> _PROBLEM_
Quote the lines below word for word, beginning with the first one and continuing through the line that contains "chevron-right-icon: › — [587, 592, 592, 606]".

## BEGIN INFORMATION SHOWN

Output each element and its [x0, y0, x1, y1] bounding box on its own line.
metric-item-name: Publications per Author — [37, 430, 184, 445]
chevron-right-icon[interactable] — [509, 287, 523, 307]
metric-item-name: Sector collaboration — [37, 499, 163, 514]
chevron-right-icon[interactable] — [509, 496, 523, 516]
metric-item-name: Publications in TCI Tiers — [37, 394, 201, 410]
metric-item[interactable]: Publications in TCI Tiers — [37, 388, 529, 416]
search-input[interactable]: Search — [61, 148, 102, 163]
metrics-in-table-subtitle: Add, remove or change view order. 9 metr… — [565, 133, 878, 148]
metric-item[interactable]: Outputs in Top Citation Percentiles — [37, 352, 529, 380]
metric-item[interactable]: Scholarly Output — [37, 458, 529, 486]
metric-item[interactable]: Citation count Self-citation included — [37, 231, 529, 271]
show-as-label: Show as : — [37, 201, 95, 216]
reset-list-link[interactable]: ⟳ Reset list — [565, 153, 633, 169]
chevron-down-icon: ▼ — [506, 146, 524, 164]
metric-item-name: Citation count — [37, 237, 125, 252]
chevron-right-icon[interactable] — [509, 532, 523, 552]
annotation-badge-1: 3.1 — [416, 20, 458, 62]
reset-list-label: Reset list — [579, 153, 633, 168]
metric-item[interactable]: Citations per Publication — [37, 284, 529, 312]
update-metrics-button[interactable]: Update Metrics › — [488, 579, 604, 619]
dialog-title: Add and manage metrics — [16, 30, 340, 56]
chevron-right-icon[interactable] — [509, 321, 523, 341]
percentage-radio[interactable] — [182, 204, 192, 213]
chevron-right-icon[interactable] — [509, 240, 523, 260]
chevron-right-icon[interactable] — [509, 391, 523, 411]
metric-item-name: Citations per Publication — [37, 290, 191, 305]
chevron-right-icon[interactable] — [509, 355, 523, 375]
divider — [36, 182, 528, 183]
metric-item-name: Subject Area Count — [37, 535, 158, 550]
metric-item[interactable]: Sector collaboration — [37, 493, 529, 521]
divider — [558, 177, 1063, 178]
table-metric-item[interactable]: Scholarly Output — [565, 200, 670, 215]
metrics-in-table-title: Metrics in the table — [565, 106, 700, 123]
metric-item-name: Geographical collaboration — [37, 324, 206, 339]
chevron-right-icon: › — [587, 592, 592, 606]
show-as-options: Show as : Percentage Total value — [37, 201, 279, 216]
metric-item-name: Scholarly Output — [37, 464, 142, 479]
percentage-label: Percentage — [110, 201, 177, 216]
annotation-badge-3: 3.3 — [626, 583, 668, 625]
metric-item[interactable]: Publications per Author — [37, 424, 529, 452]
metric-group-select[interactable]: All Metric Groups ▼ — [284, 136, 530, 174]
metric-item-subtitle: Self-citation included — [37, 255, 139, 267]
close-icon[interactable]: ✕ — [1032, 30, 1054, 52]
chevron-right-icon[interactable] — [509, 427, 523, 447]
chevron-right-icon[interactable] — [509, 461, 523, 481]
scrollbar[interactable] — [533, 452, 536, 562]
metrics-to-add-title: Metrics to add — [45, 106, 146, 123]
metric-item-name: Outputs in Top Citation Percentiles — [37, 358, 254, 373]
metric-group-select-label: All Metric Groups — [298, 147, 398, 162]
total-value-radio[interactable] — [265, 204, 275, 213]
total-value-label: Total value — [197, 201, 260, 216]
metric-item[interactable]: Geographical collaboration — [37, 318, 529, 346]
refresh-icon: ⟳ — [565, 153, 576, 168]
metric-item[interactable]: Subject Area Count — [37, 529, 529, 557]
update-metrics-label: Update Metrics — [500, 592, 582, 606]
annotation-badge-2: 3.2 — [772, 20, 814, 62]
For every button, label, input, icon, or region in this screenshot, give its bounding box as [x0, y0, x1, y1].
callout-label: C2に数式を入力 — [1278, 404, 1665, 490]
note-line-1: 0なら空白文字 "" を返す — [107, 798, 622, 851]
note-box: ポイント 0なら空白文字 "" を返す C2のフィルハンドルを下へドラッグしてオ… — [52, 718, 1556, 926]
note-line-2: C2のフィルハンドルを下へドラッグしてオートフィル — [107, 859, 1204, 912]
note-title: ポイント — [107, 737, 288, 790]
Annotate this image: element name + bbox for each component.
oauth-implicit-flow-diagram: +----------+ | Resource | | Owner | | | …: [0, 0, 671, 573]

## END INFORMATION SHOWN

> _THE ANSWER_
Output each element and its [x0, y0, x1, y1] bounding box on its own line.
metric-item-name: Publications per Author — [37, 430, 184, 445]
chevron-right-icon[interactable] — [509, 287, 523, 307]
metric-item-name: Sector collaboration — [37, 499, 163, 514]
chevron-right-icon[interactable] — [509, 496, 523, 516]
metric-item-name: Publications in TCI Tiers — [37, 394, 201, 410]
metric-item[interactable]: Publications in TCI Tiers — [37, 388, 529, 416]
search-input[interactable]: Search — [61, 148, 102, 163]
metrics-in-table-subtitle: Add, remove or change view order. 9 metr… — [565, 133, 878, 148]
metric-item[interactable]: Outputs in Top Citation Percentiles — [37, 352, 529, 380]
metric-item[interactable]: Scholarly Output — [37, 458, 529, 486]
metric-item[interactable]: Citation count Self-citation included — [37, 231, 529, 271]
show-as-label: Show as : — [37, 201, 95, 216]
reset-list-link[interactable]: ⟳ Reset list — [565, 153, 633, 169]
chevron-down-icon: ▼ — [506, 146, 524, 164]
metric-item-name: Citation count — [37, 237, 125, 252]
chevron-right-icon[interactable] — [509, 532, 523, 552]
annotation-badge-1: 3.1 — [416, 20, 458, 62]
reset-list-label: Reset list — [579, 153, 633, 168]
metric-item[interactable]: Citations per Publication — [37, 284, 529, 312]
update-metrics-button[interactable]: Update Metrics › — [488, 579, 604, 619]
dialog-title: Add and manage metrics — [16, 30, 340, 56]
chevron-right-icon[interactable] — [509, 321, 523, 341]
percentage-radio[interactable] — [182, 204, 192, 213]
chevron-right-icon[interactable] — [509, 240, 523, 260]
chevron-right-icon[interactable] — [509, 391, 523, 411]
metric-item-name: Citations per Publication — [37, 290, 191, 305]
chevron-right-icon[interactable] — [509, 355, 523, 375]
divider — [36, 182, 528, 183]
metric-item-name: Subject Area Count — [37, 535, 158, 550]
metric-item[interactable]: Sector collaboration — [37, 493, 529, 521]
divider — [558, 177, 1063, 178]
table-metric-item[interactable]: Scholarly Output — [565, 200, 670, 215]
metrics-in-table-title: Metrics in the table — [565, 106, 700, 123]
metric-item-name: Geographical collaboration — [37, 324, 206, 339]
chevron-right-icon: › — [587, 592, 592, 606]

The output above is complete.